:: Excerpted records
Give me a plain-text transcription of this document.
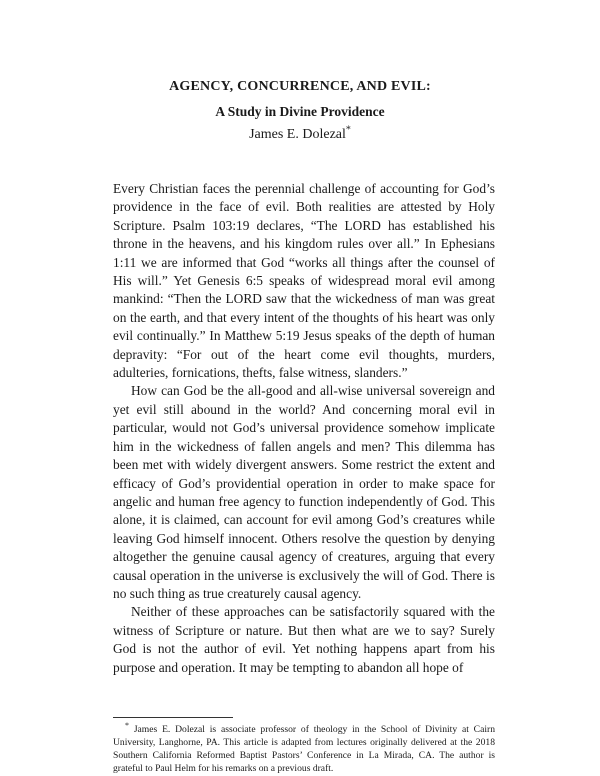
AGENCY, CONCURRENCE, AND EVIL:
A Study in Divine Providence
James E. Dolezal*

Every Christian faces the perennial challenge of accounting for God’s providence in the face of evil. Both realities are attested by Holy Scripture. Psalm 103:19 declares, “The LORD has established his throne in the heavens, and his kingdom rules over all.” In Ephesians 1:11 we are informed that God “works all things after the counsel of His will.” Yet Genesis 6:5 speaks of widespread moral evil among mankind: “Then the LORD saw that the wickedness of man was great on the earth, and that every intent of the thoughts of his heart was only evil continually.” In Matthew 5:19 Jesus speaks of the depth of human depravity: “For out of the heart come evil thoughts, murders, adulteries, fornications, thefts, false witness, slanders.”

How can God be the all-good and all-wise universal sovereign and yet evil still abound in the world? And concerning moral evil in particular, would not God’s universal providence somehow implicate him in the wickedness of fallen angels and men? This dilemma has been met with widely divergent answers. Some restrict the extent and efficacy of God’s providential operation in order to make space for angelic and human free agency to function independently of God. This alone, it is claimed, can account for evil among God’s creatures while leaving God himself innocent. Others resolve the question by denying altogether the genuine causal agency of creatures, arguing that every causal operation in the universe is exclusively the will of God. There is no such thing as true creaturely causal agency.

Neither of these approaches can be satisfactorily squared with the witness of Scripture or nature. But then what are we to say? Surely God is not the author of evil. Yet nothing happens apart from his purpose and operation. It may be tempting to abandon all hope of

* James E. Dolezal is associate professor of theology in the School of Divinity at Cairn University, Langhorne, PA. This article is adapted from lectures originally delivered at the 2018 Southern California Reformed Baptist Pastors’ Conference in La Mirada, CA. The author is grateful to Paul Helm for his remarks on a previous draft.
::::
:: Excerpted records
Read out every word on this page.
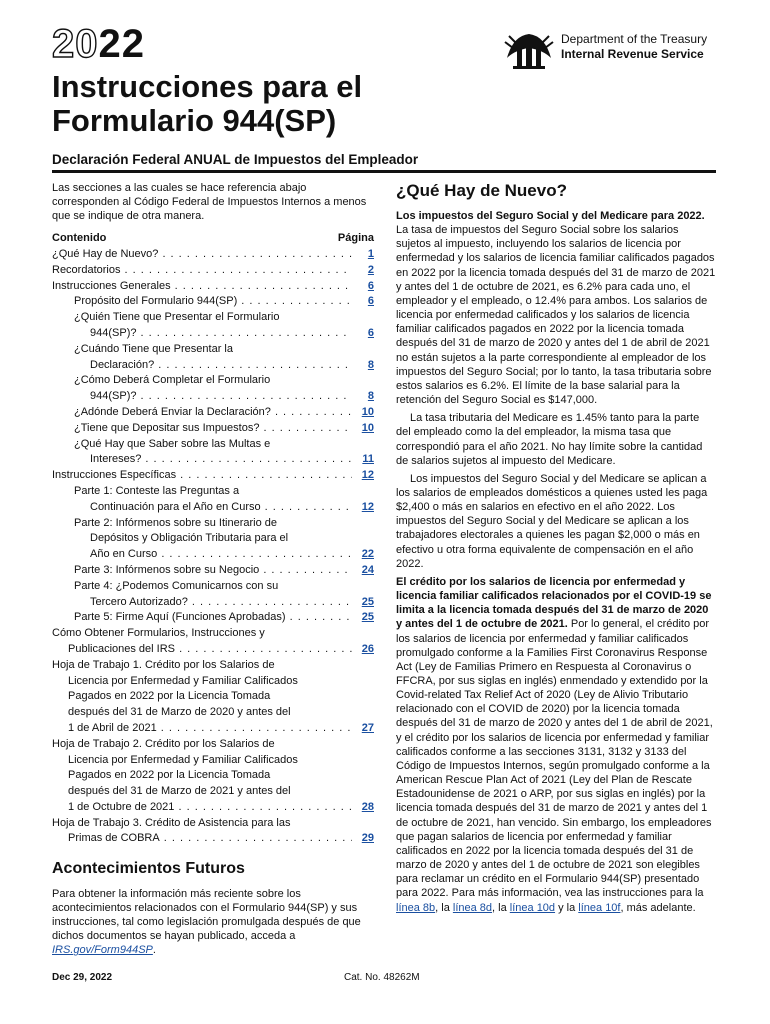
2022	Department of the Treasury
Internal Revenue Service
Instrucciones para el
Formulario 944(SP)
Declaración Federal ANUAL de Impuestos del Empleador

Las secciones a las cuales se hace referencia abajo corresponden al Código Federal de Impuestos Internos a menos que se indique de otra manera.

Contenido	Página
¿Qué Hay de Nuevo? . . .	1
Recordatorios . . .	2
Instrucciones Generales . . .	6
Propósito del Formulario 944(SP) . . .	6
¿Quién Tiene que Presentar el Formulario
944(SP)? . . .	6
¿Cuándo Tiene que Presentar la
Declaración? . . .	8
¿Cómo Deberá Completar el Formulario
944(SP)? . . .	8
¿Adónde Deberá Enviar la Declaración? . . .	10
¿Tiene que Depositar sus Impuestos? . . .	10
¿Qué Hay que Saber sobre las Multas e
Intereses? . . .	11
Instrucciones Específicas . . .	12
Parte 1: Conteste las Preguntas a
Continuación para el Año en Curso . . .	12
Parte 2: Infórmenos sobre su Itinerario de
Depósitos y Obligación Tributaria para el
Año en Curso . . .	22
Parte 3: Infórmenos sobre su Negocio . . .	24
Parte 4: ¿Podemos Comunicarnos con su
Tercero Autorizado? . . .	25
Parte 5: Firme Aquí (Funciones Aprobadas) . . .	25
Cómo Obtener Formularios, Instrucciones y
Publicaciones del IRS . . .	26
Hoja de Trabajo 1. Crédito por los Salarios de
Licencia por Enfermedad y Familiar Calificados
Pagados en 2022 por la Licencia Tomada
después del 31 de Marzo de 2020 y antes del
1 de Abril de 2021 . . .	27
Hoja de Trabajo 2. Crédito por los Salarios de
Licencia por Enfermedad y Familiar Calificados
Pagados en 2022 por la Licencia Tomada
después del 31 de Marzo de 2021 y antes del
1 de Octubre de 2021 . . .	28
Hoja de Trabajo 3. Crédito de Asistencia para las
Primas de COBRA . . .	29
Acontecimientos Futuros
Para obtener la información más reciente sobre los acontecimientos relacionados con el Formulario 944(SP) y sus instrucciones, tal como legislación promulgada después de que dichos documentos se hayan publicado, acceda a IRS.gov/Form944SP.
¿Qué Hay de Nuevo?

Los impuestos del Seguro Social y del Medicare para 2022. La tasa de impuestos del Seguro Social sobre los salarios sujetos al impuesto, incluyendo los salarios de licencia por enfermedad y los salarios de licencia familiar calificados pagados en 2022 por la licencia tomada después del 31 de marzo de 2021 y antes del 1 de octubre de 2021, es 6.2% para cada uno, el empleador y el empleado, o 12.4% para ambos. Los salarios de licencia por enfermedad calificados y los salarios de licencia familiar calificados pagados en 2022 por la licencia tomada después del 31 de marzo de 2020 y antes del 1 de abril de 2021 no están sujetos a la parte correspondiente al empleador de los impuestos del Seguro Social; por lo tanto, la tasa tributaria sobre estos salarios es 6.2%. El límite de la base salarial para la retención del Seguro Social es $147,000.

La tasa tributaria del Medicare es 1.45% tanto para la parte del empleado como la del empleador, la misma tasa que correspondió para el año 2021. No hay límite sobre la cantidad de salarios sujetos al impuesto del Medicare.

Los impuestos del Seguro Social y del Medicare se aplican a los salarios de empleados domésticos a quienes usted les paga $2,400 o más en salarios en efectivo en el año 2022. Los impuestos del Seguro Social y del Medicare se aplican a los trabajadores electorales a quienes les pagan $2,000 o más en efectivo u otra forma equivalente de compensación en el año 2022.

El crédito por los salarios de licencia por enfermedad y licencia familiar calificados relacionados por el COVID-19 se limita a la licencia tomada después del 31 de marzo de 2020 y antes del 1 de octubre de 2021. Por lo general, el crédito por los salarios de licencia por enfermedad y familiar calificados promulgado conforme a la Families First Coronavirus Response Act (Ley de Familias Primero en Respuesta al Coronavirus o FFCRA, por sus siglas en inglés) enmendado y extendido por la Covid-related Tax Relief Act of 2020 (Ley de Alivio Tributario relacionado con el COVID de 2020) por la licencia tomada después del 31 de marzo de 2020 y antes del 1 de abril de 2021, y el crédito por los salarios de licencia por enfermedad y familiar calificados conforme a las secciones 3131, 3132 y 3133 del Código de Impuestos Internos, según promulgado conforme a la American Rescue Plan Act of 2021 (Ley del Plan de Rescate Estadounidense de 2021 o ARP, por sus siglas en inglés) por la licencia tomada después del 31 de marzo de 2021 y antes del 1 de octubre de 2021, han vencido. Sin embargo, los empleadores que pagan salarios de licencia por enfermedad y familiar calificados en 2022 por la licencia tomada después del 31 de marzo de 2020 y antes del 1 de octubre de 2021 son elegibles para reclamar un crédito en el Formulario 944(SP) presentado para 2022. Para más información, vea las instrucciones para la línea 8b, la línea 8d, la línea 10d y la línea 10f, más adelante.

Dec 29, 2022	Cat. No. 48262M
::::
=== To do ===
Using the material, count every line where the word "from" appears and give only the number.

=== Response area ===
2